▶ [What the task asks] Extend the forum post below on C++ decorator classes, carrying on after its final sentence.

▶ [Passage]
──────

3

I follow this example on decorator patterns to implement objects who's functionality can be dynamically be coupled together. Namely:

class I: is the interface class, common to both "core" class and "decorator base" class
class A: is the "core functionality class"
class D: is the "decorator base" class
classes X,Y,Z: inherit from the "decorator base" class and extend functionality of the "core class" dynamically.

Normally instantiating an object that has all the functionality would look like:

I * anYZ = new Z( new Y( new A ));
I * anXY = new Y( new X( new A ));
I * anXYZ = new Z( new Y( new X( new A )));

OR

Z * anYZ = new Z( new Y( new A ));
Y * anXY = new Y( new X( new A ));
Z * anXYZ = new Z( new Y( new X( new A )));

The latter group are especially useful if I want to use a function such as Z::doSmth() , which is not defined in class "I".

This has worked great so far, because all of the common functionality has been placed in class "A" and most the non common functionality has been categorized in classes XYZ. Additionally (and this is why I used decorator pattern) at instantiation I will select the pairs or triplets of functionality I want.

Focusing on the derived decorator classes "XYZ", say I have a pure virtual method in each of them:

struct X /*and class Y  and class Z*/ : public D {
    virtual void doSmthElse() = 0;
};

A different doSmthElse() method should be executed for different instantiations of "anXY","anXYZ", etc.

What is the correct way to do this?

Would a derived class K : public X , public Y , public Z work? It feels that this method "destroys" the whole concept of the decorator pattern. It also feels like "diamond" problem would surface this way, and while "virtual inheritance" would solve it, I would still need to clarify to the compiler which of the same-named functions of classes "XYZ" should be called when accessed from an object of type "K". An instantiation would then look like

K * anK = new K( new A );

Alternatively, I could derive each of "XYZ" like so:

struct KX : public X {
  void doSmthElse(){} //one implementation of doSmthElse
};

struct LX : public X {
  void doSmthElse(){} //another implementation of doSmthElse
};

struct KY : public Y {
  void doSmthElse(){} //yet another implementation of doSmthElse
};

Then I can again select functionality at instantiation time like so

Z * anKxYZ = new Z( new Y( new KX( new A )));
Z * anLxYZ = new Z( new Y( new LX( new A )));
Z * anXKyZ = new Z( new KY( new X( new A )));

This is simpler and avoids headaches of the previous method, however, again it feels like I will be recreating several new classes.

──────

▶ [Data shown]
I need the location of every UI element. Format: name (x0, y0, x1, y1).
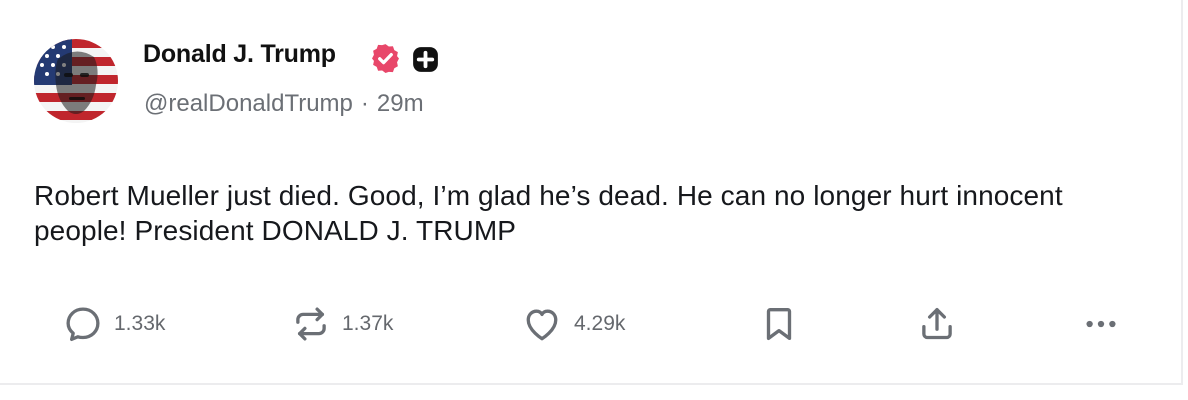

──────

▶ [In response]
I haven't been able to google about it as I do not know if this "problem" has a name and perhaps a coding pattern that solves it. If this is a well known problem and you can point me in a direction to read something, or you can think of a different solution I would gladly hear about it.

2

I have a strong feeling your "decorator pattern" doesn't match conventional usage of that term.

Commonly, the usage of this pattern implies extra functionality in the methods provided by the interface, e.g. logging ("method X was called with params Y and Z") or bounds checking (method on A expects param X to be between values Y and Z, decorator verifies this).

With that in mind, one doesn't need a decorator base class - a decorator class simply implements the interface (also, decorators usually don't publish own methods, since they should nearly always be seen as an instance of the implemented interface, in your case, of type I* or I&).

If i understand your problem correctly, you want to introduce new functionality using new methods (on your wrappers, since as far as I can tell, they aren't decorators), but don't know exactly how to make all those added methods visible in the resulting object. In that case, i would suggest using a different approach: composition. (You might also want to take a look at the strategy pattern.)

Example:

class A : public I {
    X* myX;
    Y* myY;
    Z* myZ;
public:
    A() { /* ... */ }
    void doSomething() { /* ... */ }

    X* getX() { return myX; }
    void setX(X* newX) {
        if(myX != nullptr) delete myX;
        myX = newX;
    }
    // repeat for Y and Z
};

// similar for Y and Z
class X {
public:
    // i left out constructor and stuff
    void doSomethingX() {
        // implement X specific methods
    }
};

Usage:

void useSomethingofX(A* aObject) {
    if(aObject->getX() != nullptr) {
        // use X functionality
        aObject->getX()->doSomethingX();
    } else {
        // fallback or throw or ignore (X functionality not present
    }
}

void useSomethingOfXandYandZ(A* aObject) {
    if(aObject->getx() == nullptr || aObject->getY() == nullptr
        || aObject->getZ() == nullptr) return;

    aObject->getX()->doSomethingX();
    aObject->getY()->doSomethingY();
    aObject->getZ()->doSomethingZ();
}
2

As far as I can tell, this is probably not a well known problem. I have played a lot with classes and interfaces and decorators, and yet I never encountered such a problem. What this probably means is that I avoided putting myself in the position of having such a problem, by employing other well known best practices of refactoring and simlification on my designs, so this problem never had the chance to arise.

It seems to me that if you have to do so exotic things with your decorators, then perhaps your original interface "I" is too large, too rich. There is no shame in extracting part of the functionality of "I" into a separate interface (say, "J") and a method like J* getJ() in "I". This way, different concerns are divided in different interfaces, each interface has its own decorators, and then delegation starts becoming a viable proposition: when getJ() is invoked, you can of course return this, but you can also return myJmember which implements J on its own, without anyone having to derive from it.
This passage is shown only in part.